Given records.
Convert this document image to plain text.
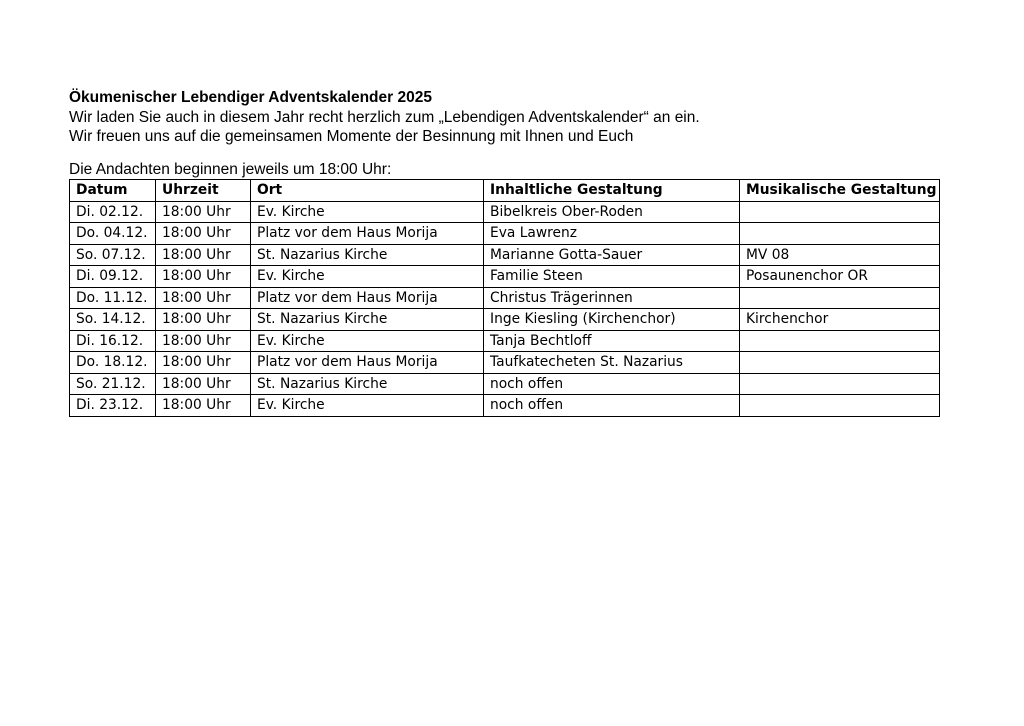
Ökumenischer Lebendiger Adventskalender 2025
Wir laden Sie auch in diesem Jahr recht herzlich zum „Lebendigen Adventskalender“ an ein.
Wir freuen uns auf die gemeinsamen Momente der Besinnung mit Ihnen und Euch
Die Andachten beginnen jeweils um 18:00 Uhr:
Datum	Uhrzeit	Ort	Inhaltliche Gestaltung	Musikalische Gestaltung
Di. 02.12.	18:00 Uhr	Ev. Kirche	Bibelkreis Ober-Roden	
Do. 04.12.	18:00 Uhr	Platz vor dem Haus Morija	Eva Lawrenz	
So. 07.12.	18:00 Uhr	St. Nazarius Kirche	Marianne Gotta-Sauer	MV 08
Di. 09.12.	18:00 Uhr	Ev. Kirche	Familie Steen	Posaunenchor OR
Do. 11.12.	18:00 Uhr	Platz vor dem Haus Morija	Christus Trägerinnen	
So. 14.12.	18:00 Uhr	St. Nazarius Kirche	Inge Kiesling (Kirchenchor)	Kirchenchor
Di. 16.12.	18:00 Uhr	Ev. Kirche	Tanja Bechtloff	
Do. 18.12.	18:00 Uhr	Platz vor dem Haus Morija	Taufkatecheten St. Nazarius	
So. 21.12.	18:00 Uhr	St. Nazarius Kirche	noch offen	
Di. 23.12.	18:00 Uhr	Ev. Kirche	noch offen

Work instructions. Omit pictures; set down the rest of the material word for word.

Exercise response.
Convert this document image to plain text.
Ökumenischer Lebendiger Adventskalender 2025
Wir laden Sie auch in diesem Jahr recht herzlich zum „Lebendigen Adventskalender“ an ein.
Wir freuen uns auf die gemeinsamen Momente der Besinnung mit Ihnen und Euch
Die Andachten beginnen jeweils um 18:00 Uhr:
Datum	Uhrzeit	Ort	Inhaltliche Gestaltung	Musikalische Gestaltung
Di. 02.12.	18:00 Uhr	Ev. Kirche	Bibelkreis Ober-Roden	
Do. 04.12.	18:00 Uhr	Platz vor dem Haus Morija	Eva Lawrenz	
So. 07.12.	18:00 Uhr	St. Nazarius Kirche	Marianne Gotta-Sauer	MV 08
Di. 09.12.	18:00 Uhr	Ev. Kirche	Familie Steen	Posaunenchor OR
Do. 11.12.	18:00 Uhr	Platz vor dem Haus Morija	Christus Trägerinnen	
So. 14.12.	18:00 Uhr	St. Nazarius Kirche	Inge Kiesling (Kirchenchor)	Kirchenchor
Di. 16.12.	18:00 Uhr	Ev. Kirche	Tanja Bechtloff	
Do. 18.12.	18:00 Uhr	Platz vor dem Haus Morija	Taufkatecheten St. Nazarius	
So. 21.12.	18:00 Uhr	St. Nazarius Kirche	noch offen	
Di. 23.12.	18:00 Uhr	Ev. Kirche	noch offen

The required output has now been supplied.